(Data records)
______

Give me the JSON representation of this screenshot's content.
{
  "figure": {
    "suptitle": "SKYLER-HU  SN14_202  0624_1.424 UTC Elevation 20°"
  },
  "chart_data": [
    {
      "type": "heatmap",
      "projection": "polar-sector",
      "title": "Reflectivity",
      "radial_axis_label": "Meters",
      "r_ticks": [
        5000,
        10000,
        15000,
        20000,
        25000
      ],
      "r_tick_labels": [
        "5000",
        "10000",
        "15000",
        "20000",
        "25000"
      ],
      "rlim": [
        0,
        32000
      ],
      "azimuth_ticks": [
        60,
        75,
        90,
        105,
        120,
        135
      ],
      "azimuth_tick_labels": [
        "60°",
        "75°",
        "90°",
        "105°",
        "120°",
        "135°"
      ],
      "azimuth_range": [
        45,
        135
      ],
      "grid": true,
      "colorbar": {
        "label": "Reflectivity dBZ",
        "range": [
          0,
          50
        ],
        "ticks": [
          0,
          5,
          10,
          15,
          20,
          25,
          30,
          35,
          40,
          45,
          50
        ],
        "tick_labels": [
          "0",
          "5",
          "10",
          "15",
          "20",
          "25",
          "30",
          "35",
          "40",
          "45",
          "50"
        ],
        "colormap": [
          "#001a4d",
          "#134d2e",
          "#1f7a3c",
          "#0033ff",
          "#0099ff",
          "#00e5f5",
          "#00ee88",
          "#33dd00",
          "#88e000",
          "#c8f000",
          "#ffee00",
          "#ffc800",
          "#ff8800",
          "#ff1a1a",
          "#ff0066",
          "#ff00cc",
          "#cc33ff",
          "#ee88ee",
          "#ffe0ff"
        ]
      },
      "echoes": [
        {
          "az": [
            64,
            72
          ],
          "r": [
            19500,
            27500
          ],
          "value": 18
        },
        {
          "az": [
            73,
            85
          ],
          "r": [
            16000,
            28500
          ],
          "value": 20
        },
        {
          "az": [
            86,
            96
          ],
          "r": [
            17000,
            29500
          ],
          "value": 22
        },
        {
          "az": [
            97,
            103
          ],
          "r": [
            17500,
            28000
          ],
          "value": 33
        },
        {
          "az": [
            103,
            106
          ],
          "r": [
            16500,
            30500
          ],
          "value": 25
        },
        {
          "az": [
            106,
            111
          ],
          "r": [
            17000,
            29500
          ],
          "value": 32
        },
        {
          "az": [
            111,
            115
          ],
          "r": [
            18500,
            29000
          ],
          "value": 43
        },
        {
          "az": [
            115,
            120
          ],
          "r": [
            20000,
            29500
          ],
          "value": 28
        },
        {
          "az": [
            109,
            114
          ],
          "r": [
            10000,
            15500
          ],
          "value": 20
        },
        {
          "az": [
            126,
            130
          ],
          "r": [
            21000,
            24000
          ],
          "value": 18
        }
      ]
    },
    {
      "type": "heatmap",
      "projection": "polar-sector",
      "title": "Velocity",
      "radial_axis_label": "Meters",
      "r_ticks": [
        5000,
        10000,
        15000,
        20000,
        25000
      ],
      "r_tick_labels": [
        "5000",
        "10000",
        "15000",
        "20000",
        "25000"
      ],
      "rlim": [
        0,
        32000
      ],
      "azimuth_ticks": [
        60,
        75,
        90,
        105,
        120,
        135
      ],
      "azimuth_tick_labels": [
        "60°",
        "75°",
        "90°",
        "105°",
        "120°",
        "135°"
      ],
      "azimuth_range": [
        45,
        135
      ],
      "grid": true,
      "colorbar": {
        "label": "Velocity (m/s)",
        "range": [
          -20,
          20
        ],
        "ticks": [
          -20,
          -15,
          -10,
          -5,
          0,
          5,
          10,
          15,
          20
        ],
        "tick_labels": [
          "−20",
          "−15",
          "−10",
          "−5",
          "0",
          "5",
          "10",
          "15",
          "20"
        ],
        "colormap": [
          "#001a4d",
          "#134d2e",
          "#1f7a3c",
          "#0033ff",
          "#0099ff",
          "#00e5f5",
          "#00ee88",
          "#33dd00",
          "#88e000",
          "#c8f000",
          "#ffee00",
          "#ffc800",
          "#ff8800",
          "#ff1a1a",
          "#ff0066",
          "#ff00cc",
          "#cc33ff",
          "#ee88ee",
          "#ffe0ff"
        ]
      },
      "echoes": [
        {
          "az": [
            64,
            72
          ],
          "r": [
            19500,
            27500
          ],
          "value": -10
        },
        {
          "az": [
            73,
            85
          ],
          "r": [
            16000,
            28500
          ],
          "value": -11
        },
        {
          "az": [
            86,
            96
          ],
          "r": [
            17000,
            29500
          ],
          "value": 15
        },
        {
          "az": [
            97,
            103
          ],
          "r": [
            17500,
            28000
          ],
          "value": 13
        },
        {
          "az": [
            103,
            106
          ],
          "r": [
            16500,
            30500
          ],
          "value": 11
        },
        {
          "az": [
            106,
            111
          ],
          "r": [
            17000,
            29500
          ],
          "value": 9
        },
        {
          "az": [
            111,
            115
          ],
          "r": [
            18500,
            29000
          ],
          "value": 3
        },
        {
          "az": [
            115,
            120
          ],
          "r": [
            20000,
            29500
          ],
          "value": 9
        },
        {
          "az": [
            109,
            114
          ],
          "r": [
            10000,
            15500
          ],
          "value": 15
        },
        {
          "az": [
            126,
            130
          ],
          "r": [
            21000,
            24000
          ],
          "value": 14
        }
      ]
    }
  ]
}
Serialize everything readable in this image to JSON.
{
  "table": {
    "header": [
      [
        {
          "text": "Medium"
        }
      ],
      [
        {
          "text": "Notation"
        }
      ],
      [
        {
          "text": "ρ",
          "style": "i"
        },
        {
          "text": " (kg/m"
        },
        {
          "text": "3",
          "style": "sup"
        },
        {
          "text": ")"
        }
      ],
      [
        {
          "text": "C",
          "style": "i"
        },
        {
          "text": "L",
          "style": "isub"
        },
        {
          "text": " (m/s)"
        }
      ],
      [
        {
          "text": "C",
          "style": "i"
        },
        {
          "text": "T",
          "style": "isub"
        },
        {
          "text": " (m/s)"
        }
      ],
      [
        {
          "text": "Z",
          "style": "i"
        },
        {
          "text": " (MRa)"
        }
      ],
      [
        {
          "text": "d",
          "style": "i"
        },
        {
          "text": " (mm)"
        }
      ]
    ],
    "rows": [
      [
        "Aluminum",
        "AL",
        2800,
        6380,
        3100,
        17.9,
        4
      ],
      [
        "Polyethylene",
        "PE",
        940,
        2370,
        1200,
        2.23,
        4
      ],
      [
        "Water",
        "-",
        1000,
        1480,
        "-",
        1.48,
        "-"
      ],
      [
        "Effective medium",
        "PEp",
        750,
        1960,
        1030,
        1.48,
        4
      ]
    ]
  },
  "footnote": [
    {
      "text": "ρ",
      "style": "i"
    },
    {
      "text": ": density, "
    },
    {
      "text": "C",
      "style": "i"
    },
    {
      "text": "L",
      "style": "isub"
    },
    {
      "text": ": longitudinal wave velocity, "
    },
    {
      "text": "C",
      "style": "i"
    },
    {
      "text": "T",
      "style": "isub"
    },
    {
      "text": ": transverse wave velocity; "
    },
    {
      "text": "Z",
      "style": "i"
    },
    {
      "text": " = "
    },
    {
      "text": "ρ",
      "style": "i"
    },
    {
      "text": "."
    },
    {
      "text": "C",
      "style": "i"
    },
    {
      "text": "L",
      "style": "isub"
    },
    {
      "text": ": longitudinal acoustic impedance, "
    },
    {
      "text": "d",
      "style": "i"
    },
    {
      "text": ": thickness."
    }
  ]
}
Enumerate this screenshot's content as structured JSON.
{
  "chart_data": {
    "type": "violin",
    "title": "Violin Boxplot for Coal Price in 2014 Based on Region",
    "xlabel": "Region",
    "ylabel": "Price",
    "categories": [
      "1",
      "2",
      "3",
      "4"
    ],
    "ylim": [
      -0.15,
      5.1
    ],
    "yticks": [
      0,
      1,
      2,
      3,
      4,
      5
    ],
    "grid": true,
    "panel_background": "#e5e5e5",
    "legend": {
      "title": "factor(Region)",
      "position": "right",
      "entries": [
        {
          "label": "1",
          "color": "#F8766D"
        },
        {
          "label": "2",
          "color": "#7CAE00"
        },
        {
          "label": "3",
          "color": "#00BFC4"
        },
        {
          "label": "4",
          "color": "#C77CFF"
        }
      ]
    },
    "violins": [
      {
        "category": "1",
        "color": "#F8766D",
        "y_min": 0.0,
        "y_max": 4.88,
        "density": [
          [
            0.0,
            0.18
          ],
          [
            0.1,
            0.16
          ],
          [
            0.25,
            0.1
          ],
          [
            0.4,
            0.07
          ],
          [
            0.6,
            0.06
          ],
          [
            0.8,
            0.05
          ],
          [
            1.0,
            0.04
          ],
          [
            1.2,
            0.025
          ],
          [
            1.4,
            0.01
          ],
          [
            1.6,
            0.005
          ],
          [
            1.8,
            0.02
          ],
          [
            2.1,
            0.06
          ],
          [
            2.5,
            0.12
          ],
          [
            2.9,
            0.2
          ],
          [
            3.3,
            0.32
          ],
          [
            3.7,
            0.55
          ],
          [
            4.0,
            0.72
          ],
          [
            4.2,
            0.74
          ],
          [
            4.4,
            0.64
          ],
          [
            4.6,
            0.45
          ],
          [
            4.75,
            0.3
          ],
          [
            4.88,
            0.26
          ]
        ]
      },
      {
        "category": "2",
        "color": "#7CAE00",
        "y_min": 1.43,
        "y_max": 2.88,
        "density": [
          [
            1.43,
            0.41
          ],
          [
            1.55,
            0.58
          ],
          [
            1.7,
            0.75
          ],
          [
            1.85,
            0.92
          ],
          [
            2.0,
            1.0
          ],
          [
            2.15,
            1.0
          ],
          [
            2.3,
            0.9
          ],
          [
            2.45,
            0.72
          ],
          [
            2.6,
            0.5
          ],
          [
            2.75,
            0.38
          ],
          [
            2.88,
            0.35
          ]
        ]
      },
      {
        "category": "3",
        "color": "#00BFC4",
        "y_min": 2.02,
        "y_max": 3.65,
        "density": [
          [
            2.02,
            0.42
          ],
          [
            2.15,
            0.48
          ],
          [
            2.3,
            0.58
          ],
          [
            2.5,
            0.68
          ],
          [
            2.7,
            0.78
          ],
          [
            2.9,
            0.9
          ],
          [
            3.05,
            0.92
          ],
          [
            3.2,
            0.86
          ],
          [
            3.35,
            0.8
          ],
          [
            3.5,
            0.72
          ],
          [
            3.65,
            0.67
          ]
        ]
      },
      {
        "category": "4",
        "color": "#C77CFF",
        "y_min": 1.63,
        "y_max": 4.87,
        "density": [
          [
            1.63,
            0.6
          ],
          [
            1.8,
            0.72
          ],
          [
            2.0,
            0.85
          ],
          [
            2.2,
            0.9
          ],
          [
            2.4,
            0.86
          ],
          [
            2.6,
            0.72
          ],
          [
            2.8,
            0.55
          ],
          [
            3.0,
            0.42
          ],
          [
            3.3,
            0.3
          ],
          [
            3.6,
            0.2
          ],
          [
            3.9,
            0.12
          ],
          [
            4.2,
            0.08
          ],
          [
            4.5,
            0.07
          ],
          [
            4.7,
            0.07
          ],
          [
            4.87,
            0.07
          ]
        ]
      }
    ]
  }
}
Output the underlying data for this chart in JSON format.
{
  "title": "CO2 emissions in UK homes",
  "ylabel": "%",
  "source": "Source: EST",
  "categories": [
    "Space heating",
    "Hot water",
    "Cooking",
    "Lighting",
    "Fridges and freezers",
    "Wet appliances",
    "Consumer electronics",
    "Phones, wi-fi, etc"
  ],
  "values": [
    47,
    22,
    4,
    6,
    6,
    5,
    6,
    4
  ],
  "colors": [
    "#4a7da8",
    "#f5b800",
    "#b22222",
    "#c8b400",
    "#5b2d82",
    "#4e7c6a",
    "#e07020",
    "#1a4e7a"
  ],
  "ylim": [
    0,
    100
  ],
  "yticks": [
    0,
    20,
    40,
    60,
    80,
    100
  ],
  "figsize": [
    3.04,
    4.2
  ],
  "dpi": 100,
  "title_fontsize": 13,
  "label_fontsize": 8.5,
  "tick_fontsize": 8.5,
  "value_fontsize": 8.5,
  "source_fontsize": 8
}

______

# [Exercise]
Reproduce the final stretch of the data above: every line from the one holding "Output the underlying" through the end, inclusive, exactly as written and nothing else.

# [Solution to this task]
Output the underlying data for this chart in JSON format.
{
  "title": "CO2 emissions in UK homes",
  "ylabel": "%",
  "source": "Source: EST",
  "categories": [
    "Space heating",
    "Hot water",
    "Cooking",
    "Lighting",
    "Fridges and freezers",
    "Wet appliances",
    "Consumer electronics",
    "Phones, wi-fi, etc"
  ],
  "values": [
    47,
    22,
    4,
    6,
    6,
    5,
    6,
    4
  ],
  "colors": [
    "#4a7da8",
    "#f5b800",
    "#b22222",
    "#c8b400",
    "#5b2d82",
    "#4e7c6a",
    "#e07020",
    "#1a4e7a"
  ],
  "ylim": [
    0,
    100
  ],
  "yticks": [
    0,
    20,
    40,
    60,
    80,
    100
  ],
  "figsize": [
    3.04,
    4.2
  ],
  "dpi": 100,
  "title_fontsize": 13,
  "label_fontsize": 8.5,
  "tick_fontsize": 8.5,
  "value_fontsize": 8.5,
  "source_fontsize": 8
}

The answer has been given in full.